# [READING PASSAGE]

Spectral analysis and slow spreading dynamics on complex networks

The susceptible-infected-susceptible (SIS) model is one of the simplest memoryless systems for describing information or epidemic spreading phenomena with competing creation and spontaneous annihilation reactions. The effect of quenched disorder on the dynamical behavior has recently been compared to quenched mean-field (QMF) approximations in scale-free networks. QMF can take into account topological heterogeneity and clustering effects of the activity in the steady state by spectral decomposition analysis of the adjacency matrix. Therefore, it can provide predictions on possible rare-region effects, thus on the occurrence of slow dynamics. I compare QMF results of SIS with simulations on various large dimensional graphs. In particular, I show that for Erdős-Rényi graphs this method predicts correctly the occurrence of rare-region effects. It also provides a good estimate for the epidemic threshold in case of percolating graphs. Griffiths Phases emerge if the graph is fragmented or if we apply a strong, exponentially suppressing weighting scheme on the edges. The latter model describes the connection time distributions in the face-to-face experiments. In case of a generalized Barabási-Albert type of network with aging connections, strong rare-region effects and numerical evidence for Griffiths Phase dynamics are shown. The dynamical simulation results agree well with the predictions of the spectral analysis applied for the weighted adjacency matrices.

Figure 1

Finite size scaling of QMF results on the ER model with $\langle k\rangle =4$ for $N=1000$, 2000, $4000,...,128000$. Bullets, ${\lambda }_c$; boxes, IPR; up-triangles, $a_1$; down-triangles, $a_2$; right-triangles, $a_3$. (Line) Least-squares fitting with the form $\sim 1/N$.

# [QUESTIONS ON THE MATERIAL]
a - Answer these questions about the passage on SIS spreading dynamics, one line each:
(i) What kind of phenomena is the SIS model described as being used for?
(ii) Under what two conditions do Griffiths Phases emerge?
(iii) In the Figure 1 caption, which symbol stands for the IPR?
b - Carry on the passage on SIS spreading dynamics from the point where it ends.

# [INFORMATION PROVIDED]
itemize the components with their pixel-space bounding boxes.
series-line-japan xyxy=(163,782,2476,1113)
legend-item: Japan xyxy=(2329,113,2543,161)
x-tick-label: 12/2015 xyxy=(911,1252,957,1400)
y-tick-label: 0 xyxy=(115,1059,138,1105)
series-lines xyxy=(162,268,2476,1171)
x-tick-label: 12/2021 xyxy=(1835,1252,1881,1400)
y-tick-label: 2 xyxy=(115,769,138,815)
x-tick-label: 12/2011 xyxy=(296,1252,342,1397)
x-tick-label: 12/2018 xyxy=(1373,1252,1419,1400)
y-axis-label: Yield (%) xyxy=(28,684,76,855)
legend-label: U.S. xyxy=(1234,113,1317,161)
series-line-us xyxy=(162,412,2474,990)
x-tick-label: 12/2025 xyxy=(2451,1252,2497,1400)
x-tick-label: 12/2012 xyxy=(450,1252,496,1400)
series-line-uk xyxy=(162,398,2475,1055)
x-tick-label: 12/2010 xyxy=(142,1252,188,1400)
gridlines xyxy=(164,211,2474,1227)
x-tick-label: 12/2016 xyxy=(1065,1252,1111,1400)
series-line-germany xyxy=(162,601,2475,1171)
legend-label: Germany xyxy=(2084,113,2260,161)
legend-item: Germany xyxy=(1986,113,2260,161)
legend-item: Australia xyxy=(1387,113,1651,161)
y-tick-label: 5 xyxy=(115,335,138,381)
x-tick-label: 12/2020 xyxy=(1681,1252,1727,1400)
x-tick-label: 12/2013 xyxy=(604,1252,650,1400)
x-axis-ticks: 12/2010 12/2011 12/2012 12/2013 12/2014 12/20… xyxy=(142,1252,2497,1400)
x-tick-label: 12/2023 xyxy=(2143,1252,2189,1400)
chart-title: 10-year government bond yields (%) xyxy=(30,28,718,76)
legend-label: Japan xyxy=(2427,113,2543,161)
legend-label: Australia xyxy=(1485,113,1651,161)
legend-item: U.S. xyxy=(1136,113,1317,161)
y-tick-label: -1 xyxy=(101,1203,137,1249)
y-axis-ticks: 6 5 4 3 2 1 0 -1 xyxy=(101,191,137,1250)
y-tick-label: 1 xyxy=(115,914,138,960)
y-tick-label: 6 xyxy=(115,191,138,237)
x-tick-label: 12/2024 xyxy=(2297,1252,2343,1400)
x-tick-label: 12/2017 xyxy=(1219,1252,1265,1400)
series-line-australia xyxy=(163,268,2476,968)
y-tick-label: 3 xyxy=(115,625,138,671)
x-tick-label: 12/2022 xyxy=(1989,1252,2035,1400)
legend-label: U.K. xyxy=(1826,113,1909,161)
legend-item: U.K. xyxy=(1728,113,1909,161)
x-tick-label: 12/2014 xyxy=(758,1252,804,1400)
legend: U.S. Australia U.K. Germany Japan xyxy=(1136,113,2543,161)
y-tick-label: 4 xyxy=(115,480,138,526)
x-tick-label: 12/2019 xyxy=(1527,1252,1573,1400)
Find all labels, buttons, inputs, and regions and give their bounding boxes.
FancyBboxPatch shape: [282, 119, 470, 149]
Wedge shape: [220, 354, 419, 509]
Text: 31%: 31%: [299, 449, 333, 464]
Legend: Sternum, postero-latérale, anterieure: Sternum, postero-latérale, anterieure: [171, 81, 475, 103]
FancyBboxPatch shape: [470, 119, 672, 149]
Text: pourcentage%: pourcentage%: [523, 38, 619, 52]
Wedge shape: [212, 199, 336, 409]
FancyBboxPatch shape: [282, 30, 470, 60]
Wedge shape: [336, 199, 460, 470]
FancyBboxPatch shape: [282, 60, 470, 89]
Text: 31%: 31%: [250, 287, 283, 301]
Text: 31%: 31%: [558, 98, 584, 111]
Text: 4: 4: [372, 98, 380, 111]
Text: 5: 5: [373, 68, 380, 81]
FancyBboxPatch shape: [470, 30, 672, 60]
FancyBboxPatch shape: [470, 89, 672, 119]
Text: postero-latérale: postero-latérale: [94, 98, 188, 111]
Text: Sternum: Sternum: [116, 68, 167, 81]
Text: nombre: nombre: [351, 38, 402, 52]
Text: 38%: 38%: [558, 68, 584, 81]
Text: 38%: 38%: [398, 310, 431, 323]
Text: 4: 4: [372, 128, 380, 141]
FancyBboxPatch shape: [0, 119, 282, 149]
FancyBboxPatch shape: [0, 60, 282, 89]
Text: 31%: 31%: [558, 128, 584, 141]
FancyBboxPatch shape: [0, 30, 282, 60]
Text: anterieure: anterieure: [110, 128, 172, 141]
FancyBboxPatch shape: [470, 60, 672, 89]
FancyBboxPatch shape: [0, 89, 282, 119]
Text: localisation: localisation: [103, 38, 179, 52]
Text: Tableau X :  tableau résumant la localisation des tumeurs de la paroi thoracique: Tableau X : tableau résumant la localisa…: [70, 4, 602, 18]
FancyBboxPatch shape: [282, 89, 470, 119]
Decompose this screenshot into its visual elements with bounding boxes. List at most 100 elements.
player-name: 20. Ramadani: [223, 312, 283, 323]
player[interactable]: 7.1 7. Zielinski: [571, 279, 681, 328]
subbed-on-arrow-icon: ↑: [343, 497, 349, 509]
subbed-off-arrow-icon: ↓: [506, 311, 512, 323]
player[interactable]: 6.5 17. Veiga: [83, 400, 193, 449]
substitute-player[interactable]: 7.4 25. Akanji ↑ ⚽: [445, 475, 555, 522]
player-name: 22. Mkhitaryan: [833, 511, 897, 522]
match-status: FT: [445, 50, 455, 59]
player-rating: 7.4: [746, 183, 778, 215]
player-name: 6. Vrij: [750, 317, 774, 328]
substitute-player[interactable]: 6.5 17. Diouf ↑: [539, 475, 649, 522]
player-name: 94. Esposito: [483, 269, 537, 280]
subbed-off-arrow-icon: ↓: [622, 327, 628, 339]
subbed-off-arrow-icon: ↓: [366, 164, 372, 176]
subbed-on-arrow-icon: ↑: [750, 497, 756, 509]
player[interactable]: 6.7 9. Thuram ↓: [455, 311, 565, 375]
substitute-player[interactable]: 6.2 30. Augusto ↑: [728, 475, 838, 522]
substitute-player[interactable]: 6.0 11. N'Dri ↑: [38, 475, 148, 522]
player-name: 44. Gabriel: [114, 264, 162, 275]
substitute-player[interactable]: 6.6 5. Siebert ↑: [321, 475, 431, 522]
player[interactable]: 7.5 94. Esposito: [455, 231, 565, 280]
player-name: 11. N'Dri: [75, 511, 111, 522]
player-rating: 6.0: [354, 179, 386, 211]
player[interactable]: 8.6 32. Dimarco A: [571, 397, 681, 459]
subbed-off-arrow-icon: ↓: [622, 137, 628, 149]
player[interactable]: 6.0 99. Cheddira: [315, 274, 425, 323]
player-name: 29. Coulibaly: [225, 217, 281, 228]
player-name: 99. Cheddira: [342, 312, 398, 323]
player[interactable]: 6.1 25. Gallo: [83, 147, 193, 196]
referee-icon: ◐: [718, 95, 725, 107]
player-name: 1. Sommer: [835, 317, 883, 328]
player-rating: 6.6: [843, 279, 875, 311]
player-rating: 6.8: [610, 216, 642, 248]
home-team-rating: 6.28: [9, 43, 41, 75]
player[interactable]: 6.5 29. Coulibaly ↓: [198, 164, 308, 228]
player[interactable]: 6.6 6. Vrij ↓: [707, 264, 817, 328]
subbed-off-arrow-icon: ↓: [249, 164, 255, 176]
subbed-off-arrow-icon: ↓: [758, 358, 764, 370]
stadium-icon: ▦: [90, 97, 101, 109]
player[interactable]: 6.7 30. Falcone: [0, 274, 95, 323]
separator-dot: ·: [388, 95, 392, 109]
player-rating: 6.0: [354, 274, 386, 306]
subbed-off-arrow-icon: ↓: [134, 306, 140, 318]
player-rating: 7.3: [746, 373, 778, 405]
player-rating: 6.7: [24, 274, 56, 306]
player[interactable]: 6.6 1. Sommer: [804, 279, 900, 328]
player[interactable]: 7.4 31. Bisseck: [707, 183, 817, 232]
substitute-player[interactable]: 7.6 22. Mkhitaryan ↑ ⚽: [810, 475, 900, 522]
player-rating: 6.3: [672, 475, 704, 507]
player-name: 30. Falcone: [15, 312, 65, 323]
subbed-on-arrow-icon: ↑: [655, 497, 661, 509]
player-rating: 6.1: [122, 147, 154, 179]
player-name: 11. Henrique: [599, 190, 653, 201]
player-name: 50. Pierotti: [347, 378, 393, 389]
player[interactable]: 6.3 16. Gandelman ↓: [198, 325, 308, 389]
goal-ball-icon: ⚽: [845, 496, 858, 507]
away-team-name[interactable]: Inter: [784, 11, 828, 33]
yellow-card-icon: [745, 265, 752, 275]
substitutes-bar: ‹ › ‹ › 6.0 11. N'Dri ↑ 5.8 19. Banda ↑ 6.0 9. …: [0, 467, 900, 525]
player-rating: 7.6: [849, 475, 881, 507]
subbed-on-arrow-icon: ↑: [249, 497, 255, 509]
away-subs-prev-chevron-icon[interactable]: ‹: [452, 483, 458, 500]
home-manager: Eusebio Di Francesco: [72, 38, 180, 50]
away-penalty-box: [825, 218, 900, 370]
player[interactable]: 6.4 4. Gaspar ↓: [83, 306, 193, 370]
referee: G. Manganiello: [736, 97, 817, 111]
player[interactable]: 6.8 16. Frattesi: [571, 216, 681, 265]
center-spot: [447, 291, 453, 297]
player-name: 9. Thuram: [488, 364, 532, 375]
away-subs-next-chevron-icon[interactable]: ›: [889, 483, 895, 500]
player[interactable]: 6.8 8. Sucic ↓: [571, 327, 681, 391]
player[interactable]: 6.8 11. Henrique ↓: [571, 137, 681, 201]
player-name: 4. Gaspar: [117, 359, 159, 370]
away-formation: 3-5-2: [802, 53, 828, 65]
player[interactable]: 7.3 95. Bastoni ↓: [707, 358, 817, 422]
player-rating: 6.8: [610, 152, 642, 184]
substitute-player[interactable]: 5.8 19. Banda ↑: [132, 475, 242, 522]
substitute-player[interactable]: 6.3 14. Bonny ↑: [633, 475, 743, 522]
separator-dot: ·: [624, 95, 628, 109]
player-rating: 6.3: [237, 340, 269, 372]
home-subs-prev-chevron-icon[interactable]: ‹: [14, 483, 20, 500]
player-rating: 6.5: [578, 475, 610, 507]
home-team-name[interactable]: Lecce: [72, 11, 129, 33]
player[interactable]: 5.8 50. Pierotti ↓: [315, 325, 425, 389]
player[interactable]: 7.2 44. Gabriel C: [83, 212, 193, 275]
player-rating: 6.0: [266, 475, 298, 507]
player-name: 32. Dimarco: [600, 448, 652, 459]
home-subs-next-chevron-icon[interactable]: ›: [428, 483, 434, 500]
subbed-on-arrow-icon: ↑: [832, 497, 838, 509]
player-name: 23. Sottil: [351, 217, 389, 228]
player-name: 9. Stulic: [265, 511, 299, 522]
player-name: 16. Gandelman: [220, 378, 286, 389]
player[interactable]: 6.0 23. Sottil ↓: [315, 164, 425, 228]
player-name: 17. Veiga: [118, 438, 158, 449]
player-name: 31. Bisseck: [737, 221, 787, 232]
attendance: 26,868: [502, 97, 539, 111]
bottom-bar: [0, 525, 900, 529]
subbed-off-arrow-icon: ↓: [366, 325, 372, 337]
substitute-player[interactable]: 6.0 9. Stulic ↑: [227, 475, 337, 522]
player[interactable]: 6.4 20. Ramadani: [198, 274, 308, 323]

# [ANSWERS IN ORDER]
a -
(i) Information or epidemic spreading phenomena with competing creation and spontaneous annihilation reactions.
(ii) When the graph is fragmented, or when a strong, exponentially suppressing weighting scheme is applied on the edges.
(iii) Boxes.

b -
Figure 2

Density decay as a function of time for the SIS on ER graph with $\langle k\rangle =1$. Network size $N={10}^6$. Different curves correspond to $\lambda =$ 1.05, 1.09, 1.095, 1.1, 1.02, 1.05, 1.095, 1.115, 1.12, 1.15 (from bottom to top curves). (Inset) Effective exponents of the same data near the phase transition point.

Figure 3

Finite size scaling of QMF results for ER graph with $\langle k\rangle =0.3$$N=1000$, 2000, $4000,...128000$. Bullets, ${\lambda }_c$; boxes, IPR; up-triangles, $a_1$; down-triangles, $a_2$; right-triangles, $a_3$. (Line) Least-squares fitting with a form $1/N$. (Inset) ${\Lambda }_1\left(N\right)$ (bullets) and the form (8) (line).

Figure 4

Density decay as a function of time in the SIS defined on ER graph with $\langle k\rangle =0.3$. Network size $N={10}^6$. Different curves correspond to $\lambda =$ 4, 5, 6, 7, 8, 9, 10, 11, 12, 14, 16, 20, 50, 100 (from bottom to top curves).

Figure 5

Finite size scaling of QMF results for the weighted ER graphs for $\langle k\rangle =4$, in the range of sizes $N=1000$, $2000...200000$. Bullets, ${\lambda }_c$; boxes, IPR; up-triangles, $a_1$; down-triangles, $a_2$; right-triangles, $a_3$. (Line) Least-squares fitting with a $1/N$. (Inset) ${\Lambda }_1\left(N\right)$ (bullets) and the form (8) (line).

Figure 6

Finite size scaling of QMF SD results of the SIS on generalized BAT with $N=1000$, 2000, 4000, 8000, $16000$, $32000$ nodes. Bullets, ${\lambda }_c$; boxes, IPR; up-triangles, $a_1$; down-triangles, $a_2$; right-triangles, $a_3$. (Line) Least-squares fitting with the form $\sim 1/N$.

Figure 7

Density decay as a function of time for the SIS on BA graph with network sizes: $N={10}^5$ (thin lines), $N={10}^6$ (thick lines). Different curves correspond to $\lambda =$ 2.4, 2.45, 2.47, 2.5, 2.55, 2.6, 2.7 (from bottom to top curves). (Left inset) Local slopes of the same data. (Right inset) Degree distribution of the aging BA graph for $N=4\times {10}^6$ nodes.